# PROMPT:
Pull out each line of the records holding the string "Free".

# PROVIDED RECORDS:
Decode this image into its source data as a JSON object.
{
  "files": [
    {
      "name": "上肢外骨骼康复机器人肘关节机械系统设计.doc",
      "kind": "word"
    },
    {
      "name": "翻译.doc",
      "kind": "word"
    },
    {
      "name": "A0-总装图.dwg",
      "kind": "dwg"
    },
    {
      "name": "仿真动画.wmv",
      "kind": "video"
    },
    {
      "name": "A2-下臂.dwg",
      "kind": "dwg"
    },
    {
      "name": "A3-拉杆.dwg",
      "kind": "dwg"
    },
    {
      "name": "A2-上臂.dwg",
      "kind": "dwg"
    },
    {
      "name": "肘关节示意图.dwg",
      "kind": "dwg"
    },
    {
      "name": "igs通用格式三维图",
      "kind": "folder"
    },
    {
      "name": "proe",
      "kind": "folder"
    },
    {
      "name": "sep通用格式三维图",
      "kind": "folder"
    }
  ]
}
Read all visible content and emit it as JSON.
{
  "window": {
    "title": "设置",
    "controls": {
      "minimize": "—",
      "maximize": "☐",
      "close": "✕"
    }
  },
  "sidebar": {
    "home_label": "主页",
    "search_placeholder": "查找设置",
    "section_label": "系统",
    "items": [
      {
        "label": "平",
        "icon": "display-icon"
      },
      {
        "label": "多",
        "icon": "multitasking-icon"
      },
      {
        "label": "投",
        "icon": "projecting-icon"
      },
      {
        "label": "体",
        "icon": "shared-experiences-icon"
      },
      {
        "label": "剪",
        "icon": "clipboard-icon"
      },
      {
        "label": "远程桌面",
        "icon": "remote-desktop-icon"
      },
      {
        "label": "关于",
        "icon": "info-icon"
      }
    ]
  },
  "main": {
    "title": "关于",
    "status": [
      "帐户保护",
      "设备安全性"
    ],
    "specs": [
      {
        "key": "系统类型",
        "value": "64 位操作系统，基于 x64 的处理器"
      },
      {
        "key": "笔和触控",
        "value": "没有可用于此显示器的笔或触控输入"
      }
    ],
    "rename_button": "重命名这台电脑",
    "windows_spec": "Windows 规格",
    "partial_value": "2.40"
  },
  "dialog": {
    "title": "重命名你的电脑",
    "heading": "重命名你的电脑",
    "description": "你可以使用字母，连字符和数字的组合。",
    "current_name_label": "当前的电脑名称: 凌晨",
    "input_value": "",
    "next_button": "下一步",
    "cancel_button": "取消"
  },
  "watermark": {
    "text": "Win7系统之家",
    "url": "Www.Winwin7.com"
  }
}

* * *

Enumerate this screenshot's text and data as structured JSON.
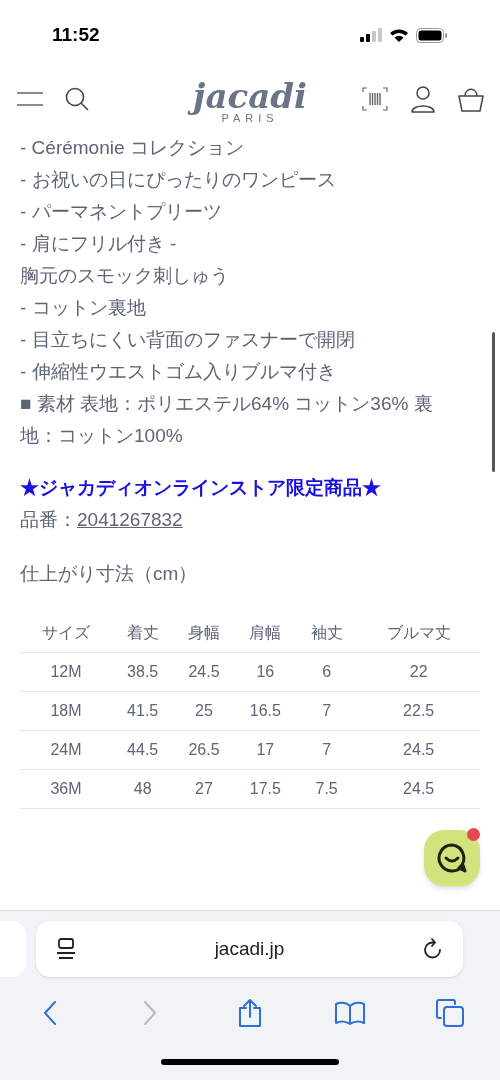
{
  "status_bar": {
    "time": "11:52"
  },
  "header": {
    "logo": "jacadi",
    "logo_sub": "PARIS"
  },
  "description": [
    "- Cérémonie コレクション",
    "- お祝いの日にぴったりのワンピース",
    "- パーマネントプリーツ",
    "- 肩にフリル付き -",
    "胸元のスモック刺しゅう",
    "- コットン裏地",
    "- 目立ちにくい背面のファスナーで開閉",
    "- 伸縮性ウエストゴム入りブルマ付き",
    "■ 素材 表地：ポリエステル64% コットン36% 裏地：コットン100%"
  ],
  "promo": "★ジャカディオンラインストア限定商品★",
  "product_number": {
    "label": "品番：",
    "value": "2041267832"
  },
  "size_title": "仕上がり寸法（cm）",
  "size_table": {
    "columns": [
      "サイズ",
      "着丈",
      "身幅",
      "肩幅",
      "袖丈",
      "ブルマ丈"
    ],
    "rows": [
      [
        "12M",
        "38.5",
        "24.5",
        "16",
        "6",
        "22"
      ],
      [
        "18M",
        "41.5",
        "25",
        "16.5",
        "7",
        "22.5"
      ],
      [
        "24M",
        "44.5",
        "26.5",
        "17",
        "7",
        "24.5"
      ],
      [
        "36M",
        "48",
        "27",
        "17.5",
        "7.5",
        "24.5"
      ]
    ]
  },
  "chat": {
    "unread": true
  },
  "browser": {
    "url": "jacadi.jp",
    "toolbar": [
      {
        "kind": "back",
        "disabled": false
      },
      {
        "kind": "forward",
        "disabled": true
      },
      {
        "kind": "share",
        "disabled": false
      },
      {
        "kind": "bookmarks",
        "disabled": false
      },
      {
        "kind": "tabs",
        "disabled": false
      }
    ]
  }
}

==

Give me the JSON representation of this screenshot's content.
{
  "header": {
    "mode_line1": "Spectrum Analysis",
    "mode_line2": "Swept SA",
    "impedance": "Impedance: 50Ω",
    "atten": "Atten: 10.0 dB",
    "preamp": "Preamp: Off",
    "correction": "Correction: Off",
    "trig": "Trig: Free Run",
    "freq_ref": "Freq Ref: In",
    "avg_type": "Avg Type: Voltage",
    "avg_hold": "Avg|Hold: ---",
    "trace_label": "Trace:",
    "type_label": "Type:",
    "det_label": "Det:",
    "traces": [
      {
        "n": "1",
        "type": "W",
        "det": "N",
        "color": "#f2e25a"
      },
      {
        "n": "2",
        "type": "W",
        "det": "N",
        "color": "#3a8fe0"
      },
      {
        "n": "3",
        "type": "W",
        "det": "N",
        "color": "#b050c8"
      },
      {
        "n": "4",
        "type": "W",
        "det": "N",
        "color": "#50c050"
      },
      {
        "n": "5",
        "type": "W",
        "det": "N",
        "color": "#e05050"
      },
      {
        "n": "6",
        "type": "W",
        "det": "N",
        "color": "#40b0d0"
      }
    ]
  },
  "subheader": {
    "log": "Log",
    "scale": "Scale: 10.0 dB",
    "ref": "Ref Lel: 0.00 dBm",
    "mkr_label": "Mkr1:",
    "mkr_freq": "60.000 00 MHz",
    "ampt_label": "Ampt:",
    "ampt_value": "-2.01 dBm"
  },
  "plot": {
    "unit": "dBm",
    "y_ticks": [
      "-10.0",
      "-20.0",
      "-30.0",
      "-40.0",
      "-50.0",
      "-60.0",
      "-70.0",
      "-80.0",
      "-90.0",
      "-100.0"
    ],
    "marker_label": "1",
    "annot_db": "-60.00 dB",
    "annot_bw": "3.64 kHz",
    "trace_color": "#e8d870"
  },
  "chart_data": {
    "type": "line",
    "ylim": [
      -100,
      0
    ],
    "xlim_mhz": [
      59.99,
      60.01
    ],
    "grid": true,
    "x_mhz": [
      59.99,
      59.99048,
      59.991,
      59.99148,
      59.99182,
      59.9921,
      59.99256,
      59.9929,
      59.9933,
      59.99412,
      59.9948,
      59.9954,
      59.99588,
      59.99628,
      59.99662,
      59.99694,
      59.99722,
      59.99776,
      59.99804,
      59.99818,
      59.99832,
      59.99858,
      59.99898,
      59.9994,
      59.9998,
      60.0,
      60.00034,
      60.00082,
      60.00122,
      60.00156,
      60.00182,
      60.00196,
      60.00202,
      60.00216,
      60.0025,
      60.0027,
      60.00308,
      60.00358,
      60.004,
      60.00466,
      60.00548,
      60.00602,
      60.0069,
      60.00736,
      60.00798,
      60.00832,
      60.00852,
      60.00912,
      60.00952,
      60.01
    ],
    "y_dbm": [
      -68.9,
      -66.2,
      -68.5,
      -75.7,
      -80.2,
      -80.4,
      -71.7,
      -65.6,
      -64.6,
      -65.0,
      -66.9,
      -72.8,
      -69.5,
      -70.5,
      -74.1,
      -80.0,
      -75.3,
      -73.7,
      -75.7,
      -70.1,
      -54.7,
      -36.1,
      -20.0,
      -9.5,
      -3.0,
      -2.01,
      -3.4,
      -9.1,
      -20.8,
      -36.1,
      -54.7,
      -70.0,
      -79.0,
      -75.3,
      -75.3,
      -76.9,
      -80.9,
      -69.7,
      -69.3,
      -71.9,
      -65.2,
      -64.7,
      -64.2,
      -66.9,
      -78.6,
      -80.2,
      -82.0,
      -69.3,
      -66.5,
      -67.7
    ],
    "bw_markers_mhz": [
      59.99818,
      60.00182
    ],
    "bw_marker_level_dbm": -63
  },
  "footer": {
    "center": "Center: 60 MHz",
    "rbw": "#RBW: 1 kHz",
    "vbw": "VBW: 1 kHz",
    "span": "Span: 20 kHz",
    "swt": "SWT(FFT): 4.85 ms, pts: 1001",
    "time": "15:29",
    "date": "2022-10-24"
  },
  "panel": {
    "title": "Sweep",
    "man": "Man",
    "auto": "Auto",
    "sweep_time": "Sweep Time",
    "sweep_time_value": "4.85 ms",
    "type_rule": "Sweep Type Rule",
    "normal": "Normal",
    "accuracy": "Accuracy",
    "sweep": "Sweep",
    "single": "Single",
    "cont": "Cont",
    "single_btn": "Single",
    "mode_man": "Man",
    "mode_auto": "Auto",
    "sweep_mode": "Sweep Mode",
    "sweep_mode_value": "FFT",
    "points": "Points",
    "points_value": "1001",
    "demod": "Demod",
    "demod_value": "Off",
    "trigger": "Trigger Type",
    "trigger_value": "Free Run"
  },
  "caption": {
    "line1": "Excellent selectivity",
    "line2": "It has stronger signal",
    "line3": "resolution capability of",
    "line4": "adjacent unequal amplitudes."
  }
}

# CORRECT OUTPUT:
    "trig": "Trig: Free Run",
    "trigger_value": "Free Run"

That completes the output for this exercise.